** Start AVAILABLE RECORDS **

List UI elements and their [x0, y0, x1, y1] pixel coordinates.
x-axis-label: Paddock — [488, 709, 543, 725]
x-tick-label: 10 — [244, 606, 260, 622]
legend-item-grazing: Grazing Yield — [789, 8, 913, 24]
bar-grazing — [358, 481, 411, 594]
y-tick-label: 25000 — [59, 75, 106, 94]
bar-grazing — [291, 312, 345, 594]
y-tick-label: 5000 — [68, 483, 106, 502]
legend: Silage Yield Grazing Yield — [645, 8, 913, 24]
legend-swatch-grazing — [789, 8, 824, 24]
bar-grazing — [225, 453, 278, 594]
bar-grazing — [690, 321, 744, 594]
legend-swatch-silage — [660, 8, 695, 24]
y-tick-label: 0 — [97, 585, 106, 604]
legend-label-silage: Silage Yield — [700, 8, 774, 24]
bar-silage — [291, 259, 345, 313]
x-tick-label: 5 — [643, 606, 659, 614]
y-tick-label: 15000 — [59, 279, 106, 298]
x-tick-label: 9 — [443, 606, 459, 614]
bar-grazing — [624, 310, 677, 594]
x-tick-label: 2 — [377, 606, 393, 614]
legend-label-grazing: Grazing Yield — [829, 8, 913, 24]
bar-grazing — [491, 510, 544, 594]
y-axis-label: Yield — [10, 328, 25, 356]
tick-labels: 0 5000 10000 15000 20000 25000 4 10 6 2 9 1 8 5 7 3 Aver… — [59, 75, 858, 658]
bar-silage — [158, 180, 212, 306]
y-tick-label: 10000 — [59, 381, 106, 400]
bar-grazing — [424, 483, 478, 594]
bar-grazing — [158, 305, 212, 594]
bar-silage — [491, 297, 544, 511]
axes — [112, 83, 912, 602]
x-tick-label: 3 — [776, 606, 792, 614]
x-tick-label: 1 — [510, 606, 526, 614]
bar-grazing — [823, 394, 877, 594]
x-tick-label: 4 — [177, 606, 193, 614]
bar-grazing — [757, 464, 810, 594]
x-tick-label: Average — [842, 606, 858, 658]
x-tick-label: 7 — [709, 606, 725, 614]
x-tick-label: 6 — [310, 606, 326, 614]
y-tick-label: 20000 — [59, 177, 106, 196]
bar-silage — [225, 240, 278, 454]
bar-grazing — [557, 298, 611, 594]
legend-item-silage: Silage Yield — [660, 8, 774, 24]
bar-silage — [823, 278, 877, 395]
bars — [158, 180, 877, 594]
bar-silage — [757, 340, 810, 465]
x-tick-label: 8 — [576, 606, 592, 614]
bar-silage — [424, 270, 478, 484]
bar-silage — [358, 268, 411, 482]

** End AVAILABLE RECORDS **

Rewrite the rows above, changing "Paddock" to "Field" and leaving everything else as it is.

#### ANSWER
List UI elements and their [x0, y0, x1, y1] pixel coordinates.
x-axis-label: Field — [488, 709, 543, 725]
x-tick-label: 10 — [244, 606, 260, 622]
legend-item-grazing: Grazing Yield — [789, 8, 913, 24]
bar-grazing — [358, 481, 411, 594]
y-tick-label: 25000 — [59, 75, 106, 94]
bar-grazing — [291, 312, 345, 594]
y-tick-label: 5000 — [68, 483, 106, 502]
legend: Silage Yield Grazing Yield — [645, 8, 913, 24]
legend-swatch-grazing — [789, 8, 824, 24]
bar-grazing — [225, 453, 278, 594]
bar-grazing — [690, 321, 744, 594]
legend-swatch-silage — [660, 8, 695, 24]
y-tick-label: 0 — [97, 585, 106, 604]
legend-label-silage: Silage Yield — [700, 8, 774, 24]
bar-silage — [291, 259, 345, 313]
x-tick-label: 5 — [643, 606, 659, 614]
y-tick-label: 15000 — [59, 279, 106, 298]
x-tick-label: 9 — [443, 606, 459, 614]
bar-grazing — [624, 310, 677, 594]
x-tick-label: 2 — [377, 606, 393, 614]
legend-label-grazing: Grazing Yield — [829, 8, 913, 24]
bar-grazing — [491, 510, 544, 594]
y-axis-label: Yield — [10, 328, 25, 356]
tick-labels: 0 5000 10000 15000 20000 25000 4 10 6 2 9 1 8 5 7 3 Aver… — [59, 75, 858, 658]
bar-silage — [158, 180, 212, 306]
y-tick-label: 10000 — [59, 381, 106, 400]
bar-grazing — [424, 483, 478, 594]
bar-grazing — [158, 305, 212, 594]
bar-silage — [491, 297, 544, 511]
axes — [112, 83, 912, 602]
x-tick-label: 3 — [776, 606, 792, 614]
x-tick-label: 1 — [510, 606, 526, 614]
bar-grazing — [823, 394, 877, 594]
x-tick-label: 4 — [177, 606, 193, 614]
bar-grazing — [757, 464, 810, 594]
x-tick-label: Average — [842, 606, 858, 658]
x-tick-label: 7 — [709, 606, 725, 614]
x-tick-label: 6 — [310, 606, 326, 614]
y-tick-label: 20000 — [59, 177, 106, 196]
bar-silage — [225, 240, 278, 454]
bar-grazing — [557, 298, 611, 594]
legend-item-silage: Silage Yield — [660, 8, 774, 24]
bar-silage — [823, 278, 877, 395]
bars — [158, 180, 877, 594]
bar-silage — [757, 340, 810, 465]
x-tick-label: 8 — [576, 606, 592, 614]
bar-silage — [424, 270, 478, 484]
bar-silage — [358, 268, 411, 482]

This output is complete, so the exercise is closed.